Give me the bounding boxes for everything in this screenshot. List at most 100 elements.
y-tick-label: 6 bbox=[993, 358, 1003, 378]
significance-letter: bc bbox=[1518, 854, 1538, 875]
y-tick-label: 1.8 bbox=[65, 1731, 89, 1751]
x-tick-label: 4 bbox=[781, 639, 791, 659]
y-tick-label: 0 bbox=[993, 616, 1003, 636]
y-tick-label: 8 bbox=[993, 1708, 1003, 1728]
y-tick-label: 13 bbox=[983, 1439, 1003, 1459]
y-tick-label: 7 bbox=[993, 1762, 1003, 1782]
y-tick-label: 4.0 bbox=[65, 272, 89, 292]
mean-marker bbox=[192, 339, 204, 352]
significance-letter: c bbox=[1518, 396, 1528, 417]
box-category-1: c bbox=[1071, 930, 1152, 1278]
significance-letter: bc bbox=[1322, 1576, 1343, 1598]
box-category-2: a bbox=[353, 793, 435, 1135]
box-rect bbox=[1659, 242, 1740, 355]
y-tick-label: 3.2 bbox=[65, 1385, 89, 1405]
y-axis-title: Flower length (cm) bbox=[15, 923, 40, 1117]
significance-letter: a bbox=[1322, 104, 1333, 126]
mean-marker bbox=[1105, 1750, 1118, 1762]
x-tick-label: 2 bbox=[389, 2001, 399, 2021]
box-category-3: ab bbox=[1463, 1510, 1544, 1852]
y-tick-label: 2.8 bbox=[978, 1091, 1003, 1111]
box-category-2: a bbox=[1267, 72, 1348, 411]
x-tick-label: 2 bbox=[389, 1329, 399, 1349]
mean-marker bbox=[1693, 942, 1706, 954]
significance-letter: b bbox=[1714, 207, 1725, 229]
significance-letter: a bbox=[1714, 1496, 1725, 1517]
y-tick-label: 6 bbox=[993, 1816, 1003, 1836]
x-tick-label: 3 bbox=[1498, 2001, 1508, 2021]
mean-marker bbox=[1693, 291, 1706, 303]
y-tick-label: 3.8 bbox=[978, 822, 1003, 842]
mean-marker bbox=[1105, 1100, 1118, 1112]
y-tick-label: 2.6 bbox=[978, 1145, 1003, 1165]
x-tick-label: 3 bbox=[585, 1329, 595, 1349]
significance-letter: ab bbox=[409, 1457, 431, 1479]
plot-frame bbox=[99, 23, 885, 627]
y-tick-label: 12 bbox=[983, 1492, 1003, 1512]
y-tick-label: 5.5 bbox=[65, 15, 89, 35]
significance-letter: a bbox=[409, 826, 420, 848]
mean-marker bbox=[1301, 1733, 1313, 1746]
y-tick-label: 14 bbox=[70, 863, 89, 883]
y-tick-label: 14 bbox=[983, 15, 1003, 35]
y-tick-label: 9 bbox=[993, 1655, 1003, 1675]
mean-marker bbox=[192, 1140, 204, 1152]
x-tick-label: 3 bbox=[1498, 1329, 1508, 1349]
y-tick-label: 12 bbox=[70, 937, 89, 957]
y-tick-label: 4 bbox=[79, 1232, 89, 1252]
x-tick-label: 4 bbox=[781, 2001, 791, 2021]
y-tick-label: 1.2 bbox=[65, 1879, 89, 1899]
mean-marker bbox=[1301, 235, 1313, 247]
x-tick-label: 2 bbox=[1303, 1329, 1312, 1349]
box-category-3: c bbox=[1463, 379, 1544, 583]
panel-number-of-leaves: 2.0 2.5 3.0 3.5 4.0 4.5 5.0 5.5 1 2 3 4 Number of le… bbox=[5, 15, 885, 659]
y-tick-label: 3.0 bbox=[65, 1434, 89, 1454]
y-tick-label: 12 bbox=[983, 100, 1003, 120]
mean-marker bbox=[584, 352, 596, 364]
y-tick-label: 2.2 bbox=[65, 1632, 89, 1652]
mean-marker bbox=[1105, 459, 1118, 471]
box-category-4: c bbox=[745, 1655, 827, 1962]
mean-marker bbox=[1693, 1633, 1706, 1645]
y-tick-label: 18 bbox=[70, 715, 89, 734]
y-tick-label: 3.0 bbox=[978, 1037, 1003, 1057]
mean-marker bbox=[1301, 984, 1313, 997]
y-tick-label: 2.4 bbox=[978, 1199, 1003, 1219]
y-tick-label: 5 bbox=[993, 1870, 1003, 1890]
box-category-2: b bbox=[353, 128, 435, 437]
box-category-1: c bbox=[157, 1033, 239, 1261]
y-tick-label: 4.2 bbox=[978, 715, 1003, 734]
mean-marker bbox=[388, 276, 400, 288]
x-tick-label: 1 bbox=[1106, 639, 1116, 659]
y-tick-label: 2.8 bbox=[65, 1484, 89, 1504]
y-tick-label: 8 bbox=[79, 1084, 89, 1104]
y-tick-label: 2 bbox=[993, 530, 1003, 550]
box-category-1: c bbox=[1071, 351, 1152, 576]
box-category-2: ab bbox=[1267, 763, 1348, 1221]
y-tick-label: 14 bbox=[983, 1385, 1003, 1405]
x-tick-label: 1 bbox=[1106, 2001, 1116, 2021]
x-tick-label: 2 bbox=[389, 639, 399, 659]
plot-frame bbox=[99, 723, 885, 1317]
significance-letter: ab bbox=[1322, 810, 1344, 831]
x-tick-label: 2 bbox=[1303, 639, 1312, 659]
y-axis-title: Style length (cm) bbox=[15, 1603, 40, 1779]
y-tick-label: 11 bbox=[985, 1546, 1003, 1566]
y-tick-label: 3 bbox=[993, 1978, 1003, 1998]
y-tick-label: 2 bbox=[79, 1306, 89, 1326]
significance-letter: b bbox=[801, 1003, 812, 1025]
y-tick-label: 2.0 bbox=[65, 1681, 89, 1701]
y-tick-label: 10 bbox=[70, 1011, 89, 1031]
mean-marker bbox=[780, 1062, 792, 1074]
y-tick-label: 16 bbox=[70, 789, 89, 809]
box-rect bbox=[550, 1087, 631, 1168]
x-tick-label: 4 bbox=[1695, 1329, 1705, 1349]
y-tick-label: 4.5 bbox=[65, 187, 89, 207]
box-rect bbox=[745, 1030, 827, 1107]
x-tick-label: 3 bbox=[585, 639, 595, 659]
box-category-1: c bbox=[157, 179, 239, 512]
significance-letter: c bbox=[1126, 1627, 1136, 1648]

★ ★ ★ ★ ★ ★ ★

WRITTEN EXERCISE: Can you copy the rows word for word, from the first row through the row that contains "significance-letter: c bbox=[1518, 396, 1528, 417]", including both ends?

FULL SOLUTION:
Give me the bounding boxes for everything in this screenshot. List at most 100 elements.
y-tick-label: 6 bbox=[993, 358, 1003, 378]
significance-letter: bc bbox=[1518, 854, 1538, 875]
y-tick-label: 1.8 bbox=[65, 1731, 89, 1751]
x-tick-label: 4 bbox=[781, 639, 791, 659]
y-tick-label: 0 bbox=[993, 616, 1003, 636]
y-tick-label: 8 bbox=[993, 1708, 1003, 1728]
y-tick-label: 13 bbox=[983, 1439, 1003, 1459]
y-tick-label: 7 bbox=[993, 1762, 1003, 1782]
y-tick-label: 4.0 bbox=[65, 272, 89, 292]
mean-marker bbox=[192, 339, 204, 352]
significance-letter: c bbox=[1518, 396, 1528, 417]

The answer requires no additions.